**Problem to solve**
Nothing but an exact copy of the records below counts as the answer.

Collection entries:
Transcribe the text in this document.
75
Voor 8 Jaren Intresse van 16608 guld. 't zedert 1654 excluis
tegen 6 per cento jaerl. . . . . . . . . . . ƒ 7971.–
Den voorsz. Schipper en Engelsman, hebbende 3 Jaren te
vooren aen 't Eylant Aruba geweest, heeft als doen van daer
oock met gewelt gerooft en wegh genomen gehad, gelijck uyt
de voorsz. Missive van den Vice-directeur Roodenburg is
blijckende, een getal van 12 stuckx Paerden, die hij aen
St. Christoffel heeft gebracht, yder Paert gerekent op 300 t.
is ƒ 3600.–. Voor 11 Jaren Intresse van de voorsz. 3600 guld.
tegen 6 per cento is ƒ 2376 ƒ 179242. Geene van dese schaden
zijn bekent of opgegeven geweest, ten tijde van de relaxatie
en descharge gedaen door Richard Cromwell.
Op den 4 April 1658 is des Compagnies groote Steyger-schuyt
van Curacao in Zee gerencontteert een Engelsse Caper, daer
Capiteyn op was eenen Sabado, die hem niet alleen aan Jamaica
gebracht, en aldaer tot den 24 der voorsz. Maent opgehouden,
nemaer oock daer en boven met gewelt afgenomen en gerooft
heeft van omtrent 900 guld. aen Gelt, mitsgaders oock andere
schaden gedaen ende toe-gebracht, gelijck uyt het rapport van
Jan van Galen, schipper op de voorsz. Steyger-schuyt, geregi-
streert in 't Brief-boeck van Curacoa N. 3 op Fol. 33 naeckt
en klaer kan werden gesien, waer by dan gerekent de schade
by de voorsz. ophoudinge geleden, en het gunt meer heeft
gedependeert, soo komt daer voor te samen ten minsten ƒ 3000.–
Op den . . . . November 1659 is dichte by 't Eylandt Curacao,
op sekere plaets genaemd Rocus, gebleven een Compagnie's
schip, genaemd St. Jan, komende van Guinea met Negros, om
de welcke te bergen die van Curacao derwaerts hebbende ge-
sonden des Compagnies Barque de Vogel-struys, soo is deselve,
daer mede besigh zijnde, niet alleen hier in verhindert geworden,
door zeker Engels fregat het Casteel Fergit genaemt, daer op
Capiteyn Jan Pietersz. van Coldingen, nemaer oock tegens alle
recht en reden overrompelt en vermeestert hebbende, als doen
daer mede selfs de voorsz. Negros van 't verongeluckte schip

**Task output**
Transcribe the text in this document.
75
Voor 8 Jaren Intresse van 16608 guld. 't zedert 1654 excluis
tegen 6 per cento jaerl. . . . . . . . . . . ƒ 7971.–
Den voorsz. Schipper en Engelsman, hebbende 3 Jaren te
vooren aen 't Eylant Aruba geweest, heeft als doen van daer
oock met gewelt gerooft en wegh genomen gehad, gelijck uyt
de voorsz. Missive van den Vice-directeur Roodenburg is
blijckende, een getal van 12 stuckx Paerden, die hij aen
St. Christoffel heeft gebracht, yder Paert gerekent op 300 t.
is ƒ 3600.–. Voor 11 Jaren Intresse van de voorsz. 3600 guld.
tegen 6 per cento is ƒ 2376 ƒ 179242. Geene van dese schaden
zijn bekent of opgegeven geweest, ten tijde van de relaxatie
en descharge gedaen door Richard Cromwell.
Op den 4 April 1658 is des Compagnies groote Steyger-schuyt
van Curacao in Zee gerencontteert een Engelsse Caper, daer
Capiteyn op was eenen Sabado, die hem niet alleen aan Jamaica
gebracht, en aldaer tot den 24 der voorsz. Maent opgehouden,
nemaer oock daer en boven met gewelt afgenomen en gerooft
heeft van omtrent 900 guld. aen Gelt, mitsgaders oock andere
schaden gedaen ende toe-gebracht, gelijck uyt het rapport van
Jan van Galen, schipper op de voorsz. Steyger-schuyt, geregi-
streert in 't Brief-boeck van Curacoa N. 3 op Fol. 33 naeckt
en klaer kan werden gesien, waer by dan gerekent de schade
by de voorsz. ophoudinge geleden, en het gunt meer heeft
gedependeert, soo komt daer voor te samen ten minsten ƒ 3000.–
Op den . . . . November 1659 is dichte by 't Eylandt Curacao,
op sekere plaets genaemd Rocus, gebleven een Compagnie's
schip, genaemd St. Jan, komende van Guinea met Negros, om
de welcke te bergen die van Curacao derwaerts hebbende ge-
sonden des Compagnies Barque de Vogel-struys, soo is deselve,
daer mede besigh zijnde, niet alleen hier in verhindert geworden,
door zeker Engels fregat het Casteel Fergit genaemt, daer op
Capiteyn Jan Pietersz. van Coldingen, nemaer oock tegens alle
recht en reden overrompelt en vermeestert hebbende, als doen
daer mede selfs de voorsz. Negros van 't verongeluckte schip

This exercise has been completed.